Aim of the exercise: Using the entries that follow, state how many lines contain the word "between". The response is that number and nothing more.

[Dataset items]
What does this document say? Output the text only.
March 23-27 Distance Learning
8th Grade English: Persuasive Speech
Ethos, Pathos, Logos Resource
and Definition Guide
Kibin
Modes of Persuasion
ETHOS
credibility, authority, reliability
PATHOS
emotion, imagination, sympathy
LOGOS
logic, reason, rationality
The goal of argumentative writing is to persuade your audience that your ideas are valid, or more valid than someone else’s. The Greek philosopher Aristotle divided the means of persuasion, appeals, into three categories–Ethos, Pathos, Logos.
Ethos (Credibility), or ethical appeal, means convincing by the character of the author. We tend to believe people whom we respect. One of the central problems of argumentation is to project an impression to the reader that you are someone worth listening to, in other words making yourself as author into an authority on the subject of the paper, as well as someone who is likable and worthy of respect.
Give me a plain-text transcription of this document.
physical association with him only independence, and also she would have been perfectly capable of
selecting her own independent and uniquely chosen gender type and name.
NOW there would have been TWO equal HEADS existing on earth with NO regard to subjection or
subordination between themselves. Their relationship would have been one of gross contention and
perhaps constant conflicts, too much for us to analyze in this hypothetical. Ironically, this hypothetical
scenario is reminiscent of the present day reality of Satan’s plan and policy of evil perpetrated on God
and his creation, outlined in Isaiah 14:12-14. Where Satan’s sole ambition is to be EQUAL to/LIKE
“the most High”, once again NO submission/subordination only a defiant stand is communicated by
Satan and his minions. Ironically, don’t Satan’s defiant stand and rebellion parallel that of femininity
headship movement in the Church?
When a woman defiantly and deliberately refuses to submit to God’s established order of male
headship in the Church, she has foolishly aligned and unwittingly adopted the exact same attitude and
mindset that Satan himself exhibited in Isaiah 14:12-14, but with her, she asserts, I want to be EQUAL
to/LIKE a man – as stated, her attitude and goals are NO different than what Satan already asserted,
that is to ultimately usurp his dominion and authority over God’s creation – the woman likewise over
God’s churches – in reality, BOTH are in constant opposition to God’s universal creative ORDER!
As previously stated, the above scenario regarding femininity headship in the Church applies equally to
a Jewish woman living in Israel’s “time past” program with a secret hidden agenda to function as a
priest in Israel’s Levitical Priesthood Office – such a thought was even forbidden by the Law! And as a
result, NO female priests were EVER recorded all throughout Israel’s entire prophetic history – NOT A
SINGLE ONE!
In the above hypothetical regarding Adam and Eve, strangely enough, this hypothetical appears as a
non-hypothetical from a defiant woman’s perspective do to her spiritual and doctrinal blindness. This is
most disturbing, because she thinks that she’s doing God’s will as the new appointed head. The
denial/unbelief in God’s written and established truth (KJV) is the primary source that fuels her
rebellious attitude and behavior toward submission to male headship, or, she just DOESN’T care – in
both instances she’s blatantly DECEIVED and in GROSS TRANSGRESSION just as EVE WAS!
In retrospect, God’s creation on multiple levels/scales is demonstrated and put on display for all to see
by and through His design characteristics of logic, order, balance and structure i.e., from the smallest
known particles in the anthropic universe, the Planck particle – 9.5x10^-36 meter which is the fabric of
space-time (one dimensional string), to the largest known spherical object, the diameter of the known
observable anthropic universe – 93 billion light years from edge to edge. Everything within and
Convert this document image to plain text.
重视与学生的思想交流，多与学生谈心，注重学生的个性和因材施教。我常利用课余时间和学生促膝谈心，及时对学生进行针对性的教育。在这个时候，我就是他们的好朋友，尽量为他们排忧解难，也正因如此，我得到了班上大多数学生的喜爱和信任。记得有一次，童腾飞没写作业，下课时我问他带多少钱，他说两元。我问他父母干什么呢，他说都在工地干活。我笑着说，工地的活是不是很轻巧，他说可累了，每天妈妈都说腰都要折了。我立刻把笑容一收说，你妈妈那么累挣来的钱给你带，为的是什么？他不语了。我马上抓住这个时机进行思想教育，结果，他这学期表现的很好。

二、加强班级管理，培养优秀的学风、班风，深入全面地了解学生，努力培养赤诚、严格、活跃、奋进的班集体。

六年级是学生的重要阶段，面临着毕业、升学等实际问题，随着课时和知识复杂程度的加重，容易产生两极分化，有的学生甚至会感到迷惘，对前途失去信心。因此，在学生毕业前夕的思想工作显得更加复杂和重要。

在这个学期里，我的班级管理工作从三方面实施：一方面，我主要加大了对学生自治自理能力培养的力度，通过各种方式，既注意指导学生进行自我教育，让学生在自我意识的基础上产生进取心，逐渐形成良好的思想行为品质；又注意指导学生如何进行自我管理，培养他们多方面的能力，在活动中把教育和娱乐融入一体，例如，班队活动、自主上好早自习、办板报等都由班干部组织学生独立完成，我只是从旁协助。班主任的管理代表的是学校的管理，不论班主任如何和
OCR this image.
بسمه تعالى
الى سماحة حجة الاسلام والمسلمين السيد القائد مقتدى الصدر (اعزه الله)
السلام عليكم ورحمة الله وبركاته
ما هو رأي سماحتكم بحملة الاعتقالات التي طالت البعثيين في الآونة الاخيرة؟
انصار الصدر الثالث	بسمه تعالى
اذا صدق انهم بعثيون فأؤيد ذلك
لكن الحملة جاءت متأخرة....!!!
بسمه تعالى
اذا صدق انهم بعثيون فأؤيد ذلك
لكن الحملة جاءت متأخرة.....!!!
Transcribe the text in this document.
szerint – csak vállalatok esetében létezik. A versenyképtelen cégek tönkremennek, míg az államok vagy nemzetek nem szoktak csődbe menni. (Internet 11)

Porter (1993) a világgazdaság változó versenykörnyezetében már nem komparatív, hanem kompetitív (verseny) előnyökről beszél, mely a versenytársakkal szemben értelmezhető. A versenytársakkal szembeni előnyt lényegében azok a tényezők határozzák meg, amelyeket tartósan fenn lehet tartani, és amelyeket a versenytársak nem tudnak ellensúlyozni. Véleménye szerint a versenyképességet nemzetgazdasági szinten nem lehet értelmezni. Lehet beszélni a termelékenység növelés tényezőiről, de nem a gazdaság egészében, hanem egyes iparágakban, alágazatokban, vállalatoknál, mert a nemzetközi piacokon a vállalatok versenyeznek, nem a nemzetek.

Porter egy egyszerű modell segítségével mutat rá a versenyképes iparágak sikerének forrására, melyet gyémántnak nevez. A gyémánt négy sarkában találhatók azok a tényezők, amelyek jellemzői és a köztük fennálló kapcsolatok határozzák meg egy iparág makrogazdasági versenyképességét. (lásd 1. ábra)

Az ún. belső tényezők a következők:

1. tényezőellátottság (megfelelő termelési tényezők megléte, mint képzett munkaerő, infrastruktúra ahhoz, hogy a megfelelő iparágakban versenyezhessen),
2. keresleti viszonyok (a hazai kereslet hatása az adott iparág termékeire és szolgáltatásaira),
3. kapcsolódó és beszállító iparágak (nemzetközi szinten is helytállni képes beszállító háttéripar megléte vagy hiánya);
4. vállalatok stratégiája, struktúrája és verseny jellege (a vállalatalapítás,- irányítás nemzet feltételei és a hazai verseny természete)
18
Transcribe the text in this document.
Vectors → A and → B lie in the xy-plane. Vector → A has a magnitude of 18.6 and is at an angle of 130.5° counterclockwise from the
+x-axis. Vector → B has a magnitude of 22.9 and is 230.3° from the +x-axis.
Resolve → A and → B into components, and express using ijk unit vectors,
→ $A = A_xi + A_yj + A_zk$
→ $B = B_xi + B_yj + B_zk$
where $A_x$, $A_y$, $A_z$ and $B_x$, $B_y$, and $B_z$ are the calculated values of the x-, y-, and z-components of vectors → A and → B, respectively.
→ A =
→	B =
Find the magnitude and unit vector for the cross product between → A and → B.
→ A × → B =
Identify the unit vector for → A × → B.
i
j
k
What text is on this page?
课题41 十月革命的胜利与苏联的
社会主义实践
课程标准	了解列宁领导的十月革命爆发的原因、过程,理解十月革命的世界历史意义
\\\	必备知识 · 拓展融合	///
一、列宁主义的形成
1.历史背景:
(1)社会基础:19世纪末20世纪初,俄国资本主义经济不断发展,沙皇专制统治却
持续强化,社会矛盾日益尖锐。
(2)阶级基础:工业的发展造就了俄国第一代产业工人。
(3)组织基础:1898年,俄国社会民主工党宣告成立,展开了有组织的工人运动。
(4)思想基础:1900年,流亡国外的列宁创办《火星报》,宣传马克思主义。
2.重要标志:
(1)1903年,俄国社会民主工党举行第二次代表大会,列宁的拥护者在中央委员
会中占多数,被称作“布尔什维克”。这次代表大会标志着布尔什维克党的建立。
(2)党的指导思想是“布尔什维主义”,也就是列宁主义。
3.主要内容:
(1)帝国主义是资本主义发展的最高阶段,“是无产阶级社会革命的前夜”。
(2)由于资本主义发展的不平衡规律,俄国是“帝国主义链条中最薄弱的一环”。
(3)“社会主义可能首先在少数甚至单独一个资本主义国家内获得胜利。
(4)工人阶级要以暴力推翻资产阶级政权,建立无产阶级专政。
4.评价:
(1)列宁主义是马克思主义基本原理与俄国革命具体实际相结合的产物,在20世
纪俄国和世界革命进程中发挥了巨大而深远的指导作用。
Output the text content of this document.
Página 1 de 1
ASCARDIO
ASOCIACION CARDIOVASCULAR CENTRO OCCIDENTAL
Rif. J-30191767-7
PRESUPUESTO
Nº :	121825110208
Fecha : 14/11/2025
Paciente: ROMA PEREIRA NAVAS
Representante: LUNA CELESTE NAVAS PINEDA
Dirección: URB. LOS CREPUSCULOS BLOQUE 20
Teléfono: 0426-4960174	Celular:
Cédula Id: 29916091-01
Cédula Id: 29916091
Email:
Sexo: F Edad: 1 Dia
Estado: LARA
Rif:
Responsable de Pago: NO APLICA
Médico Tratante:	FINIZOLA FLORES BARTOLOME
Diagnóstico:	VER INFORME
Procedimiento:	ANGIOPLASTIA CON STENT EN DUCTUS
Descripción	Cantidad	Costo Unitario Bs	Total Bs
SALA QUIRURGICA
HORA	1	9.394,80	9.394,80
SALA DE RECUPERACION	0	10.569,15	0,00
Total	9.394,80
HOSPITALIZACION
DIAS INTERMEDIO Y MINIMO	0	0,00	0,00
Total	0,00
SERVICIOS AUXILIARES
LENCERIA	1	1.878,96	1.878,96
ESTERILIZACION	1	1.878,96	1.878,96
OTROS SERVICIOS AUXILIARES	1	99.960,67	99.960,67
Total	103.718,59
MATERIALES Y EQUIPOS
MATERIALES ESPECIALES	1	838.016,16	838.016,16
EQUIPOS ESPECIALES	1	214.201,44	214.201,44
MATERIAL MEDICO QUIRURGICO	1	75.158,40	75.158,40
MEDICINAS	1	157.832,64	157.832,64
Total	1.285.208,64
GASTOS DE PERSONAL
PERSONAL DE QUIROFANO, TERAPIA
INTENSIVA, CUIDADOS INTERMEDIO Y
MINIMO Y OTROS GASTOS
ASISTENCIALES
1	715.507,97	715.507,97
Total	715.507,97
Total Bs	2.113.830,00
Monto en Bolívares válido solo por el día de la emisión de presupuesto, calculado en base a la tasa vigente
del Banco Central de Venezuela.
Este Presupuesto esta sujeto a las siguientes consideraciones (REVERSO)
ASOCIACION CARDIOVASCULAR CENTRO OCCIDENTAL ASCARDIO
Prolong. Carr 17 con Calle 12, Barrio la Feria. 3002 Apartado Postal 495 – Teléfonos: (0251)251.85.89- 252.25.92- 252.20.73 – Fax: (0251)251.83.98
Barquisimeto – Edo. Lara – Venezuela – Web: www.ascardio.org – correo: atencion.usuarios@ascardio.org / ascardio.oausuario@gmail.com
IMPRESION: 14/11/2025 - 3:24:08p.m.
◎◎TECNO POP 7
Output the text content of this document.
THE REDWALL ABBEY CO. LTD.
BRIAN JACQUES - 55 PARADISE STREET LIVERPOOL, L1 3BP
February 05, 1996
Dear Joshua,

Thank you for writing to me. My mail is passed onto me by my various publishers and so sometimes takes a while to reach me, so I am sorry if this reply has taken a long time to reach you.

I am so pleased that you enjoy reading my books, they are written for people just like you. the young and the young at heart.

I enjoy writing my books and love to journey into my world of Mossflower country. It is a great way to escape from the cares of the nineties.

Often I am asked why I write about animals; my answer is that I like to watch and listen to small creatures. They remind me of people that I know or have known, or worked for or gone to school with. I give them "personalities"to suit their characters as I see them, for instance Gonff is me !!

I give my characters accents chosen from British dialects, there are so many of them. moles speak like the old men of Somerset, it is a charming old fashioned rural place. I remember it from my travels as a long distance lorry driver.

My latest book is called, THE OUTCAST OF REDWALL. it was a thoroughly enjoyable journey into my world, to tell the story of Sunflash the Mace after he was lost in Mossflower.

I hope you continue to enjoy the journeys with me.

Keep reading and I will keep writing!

Response to the task: 2